== EXERCISE PROMPT ==
Copy out each line of the data that holds the word "appareil".
+-------+
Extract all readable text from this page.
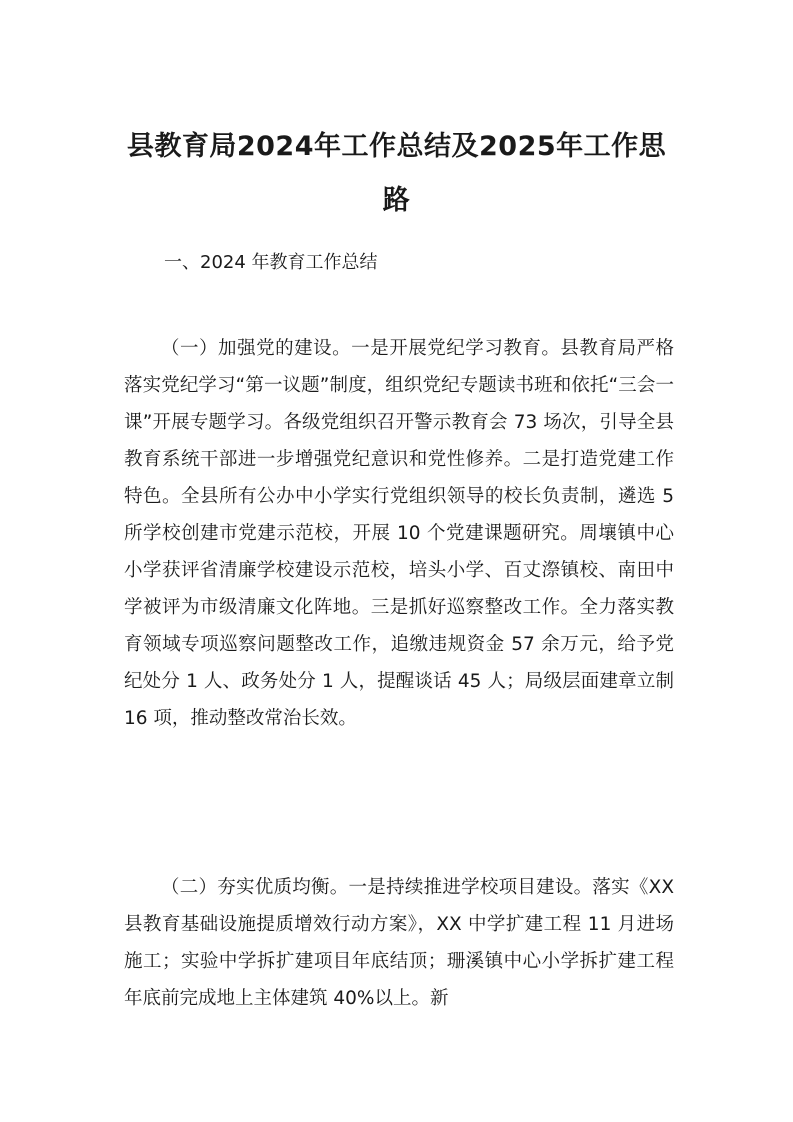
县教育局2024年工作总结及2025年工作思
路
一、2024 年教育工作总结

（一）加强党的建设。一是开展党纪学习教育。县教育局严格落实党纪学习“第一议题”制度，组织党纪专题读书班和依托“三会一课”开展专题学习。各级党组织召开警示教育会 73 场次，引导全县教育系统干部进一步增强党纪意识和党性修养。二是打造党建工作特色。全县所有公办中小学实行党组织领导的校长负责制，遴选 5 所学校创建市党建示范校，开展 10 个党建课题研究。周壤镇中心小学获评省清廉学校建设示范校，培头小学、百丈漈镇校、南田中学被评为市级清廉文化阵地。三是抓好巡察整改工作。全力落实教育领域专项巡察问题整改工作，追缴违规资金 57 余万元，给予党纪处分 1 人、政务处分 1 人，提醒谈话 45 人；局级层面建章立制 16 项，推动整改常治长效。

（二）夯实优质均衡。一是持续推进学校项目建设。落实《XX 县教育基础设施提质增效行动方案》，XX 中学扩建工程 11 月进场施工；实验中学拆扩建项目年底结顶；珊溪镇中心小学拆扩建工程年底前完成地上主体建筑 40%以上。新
+-------+
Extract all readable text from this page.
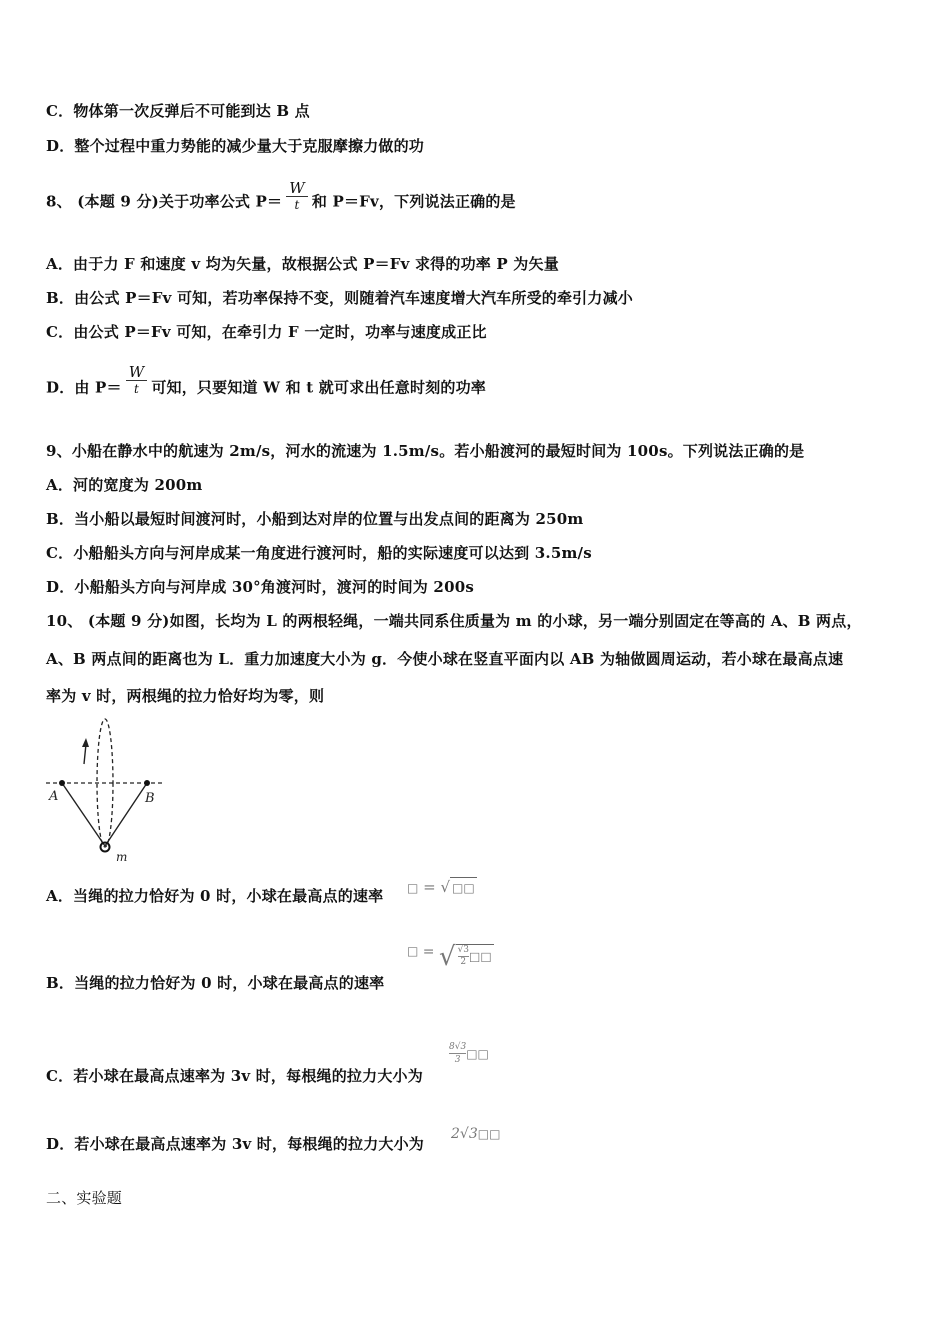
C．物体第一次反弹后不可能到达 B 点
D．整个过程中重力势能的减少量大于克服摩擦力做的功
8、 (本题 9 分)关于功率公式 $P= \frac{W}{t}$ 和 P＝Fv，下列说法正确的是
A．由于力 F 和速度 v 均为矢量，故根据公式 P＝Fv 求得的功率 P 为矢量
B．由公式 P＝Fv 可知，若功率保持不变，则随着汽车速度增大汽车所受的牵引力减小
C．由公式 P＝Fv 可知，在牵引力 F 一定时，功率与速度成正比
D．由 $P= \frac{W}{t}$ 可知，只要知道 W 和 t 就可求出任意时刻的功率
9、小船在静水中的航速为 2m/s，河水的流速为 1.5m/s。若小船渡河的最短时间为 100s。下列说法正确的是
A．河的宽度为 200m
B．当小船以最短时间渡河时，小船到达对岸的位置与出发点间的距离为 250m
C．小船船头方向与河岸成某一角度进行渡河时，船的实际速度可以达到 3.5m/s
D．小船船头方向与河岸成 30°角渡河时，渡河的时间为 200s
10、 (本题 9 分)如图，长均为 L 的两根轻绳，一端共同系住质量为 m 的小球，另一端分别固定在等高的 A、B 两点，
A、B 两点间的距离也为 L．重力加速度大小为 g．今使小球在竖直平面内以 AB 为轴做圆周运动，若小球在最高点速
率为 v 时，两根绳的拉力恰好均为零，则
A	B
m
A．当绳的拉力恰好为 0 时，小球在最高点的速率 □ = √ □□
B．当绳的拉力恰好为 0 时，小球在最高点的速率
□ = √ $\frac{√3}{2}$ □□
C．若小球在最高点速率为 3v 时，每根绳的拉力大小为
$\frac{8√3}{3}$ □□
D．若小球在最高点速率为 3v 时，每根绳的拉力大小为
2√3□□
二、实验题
+-------+
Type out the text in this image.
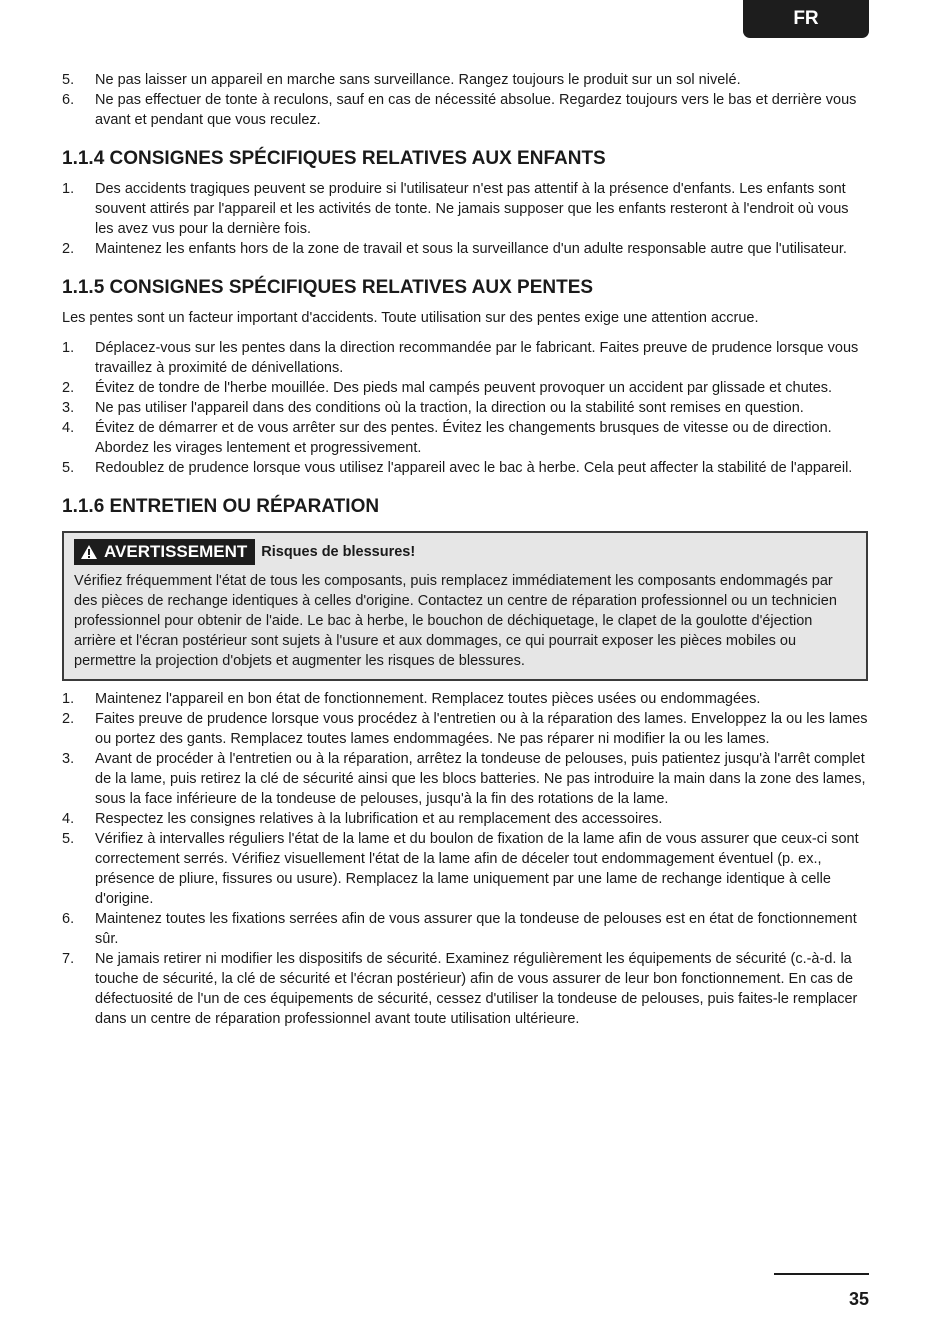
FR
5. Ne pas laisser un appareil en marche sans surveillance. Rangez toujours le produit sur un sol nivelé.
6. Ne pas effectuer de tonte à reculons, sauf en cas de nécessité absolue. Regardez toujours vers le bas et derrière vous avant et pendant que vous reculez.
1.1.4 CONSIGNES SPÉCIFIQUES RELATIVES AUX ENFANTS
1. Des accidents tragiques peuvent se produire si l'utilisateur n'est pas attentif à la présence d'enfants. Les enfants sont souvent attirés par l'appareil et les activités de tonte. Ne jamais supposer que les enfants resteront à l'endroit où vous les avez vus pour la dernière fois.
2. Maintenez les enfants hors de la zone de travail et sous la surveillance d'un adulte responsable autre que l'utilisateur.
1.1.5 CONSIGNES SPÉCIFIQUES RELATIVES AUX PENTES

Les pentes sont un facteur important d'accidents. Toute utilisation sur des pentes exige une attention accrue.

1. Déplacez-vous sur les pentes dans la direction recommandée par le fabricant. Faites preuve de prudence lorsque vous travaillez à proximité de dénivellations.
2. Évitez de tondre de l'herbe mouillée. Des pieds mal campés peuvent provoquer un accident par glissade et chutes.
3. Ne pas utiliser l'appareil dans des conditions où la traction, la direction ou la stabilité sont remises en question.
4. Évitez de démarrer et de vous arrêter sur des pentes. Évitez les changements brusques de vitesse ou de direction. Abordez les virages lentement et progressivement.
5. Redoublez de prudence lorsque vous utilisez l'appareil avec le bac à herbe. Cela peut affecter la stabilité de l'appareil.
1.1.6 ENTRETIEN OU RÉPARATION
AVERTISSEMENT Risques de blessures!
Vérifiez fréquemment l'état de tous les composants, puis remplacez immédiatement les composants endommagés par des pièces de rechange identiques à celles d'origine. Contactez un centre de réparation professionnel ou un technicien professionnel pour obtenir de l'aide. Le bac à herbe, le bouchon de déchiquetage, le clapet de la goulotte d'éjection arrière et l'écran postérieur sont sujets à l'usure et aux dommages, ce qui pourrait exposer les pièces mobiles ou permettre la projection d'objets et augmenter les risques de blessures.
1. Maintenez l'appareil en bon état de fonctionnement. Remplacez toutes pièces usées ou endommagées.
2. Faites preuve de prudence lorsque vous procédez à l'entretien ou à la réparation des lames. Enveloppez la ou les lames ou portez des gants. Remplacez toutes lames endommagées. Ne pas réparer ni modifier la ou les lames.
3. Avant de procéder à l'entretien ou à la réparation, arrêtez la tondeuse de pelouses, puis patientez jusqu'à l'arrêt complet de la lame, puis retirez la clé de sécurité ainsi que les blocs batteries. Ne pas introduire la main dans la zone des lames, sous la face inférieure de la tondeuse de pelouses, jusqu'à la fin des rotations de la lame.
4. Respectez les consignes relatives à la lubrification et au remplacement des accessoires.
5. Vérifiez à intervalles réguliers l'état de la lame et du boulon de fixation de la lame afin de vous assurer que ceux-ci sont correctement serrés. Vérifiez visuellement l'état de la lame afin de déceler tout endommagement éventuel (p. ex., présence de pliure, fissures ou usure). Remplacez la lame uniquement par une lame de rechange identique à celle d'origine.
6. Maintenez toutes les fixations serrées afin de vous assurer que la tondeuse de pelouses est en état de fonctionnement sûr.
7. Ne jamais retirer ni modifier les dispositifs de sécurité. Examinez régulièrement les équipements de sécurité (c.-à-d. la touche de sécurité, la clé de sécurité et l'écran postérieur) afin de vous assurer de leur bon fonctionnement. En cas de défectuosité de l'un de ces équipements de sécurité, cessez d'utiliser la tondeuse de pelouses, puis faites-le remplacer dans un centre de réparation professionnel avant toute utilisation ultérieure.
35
+-------+
== EXERCISE SOLUTION ==
5. Ne pas laisser un appareil en marche sans surveillance. Rangez toujours le produit sur un sol nivelé.
1. Des accidents tragiques peuvent se produire si l'utilisateur n'est pas attentif à la présence d'enfants. Les enfants sont souvent attirés par l'appareil et les activités de tonte. Ne jamais supposer que les enfants resteront à l'endroit où vous les avez vus pour la dernière fois.
3. Ne pas utiliser l'appareil dans des conditions où la traction, la direction ou la stabilité sont remises en question.
5. Redoublez de prudence lorsque vous utilisez l'appareil avec le bac à herbe. Cela peut affecter la stabilité de l'appareil.
1. Maintenez l'appareil en bon état de fonctionnement. Remplacez toutes pièces usées ou endommagées.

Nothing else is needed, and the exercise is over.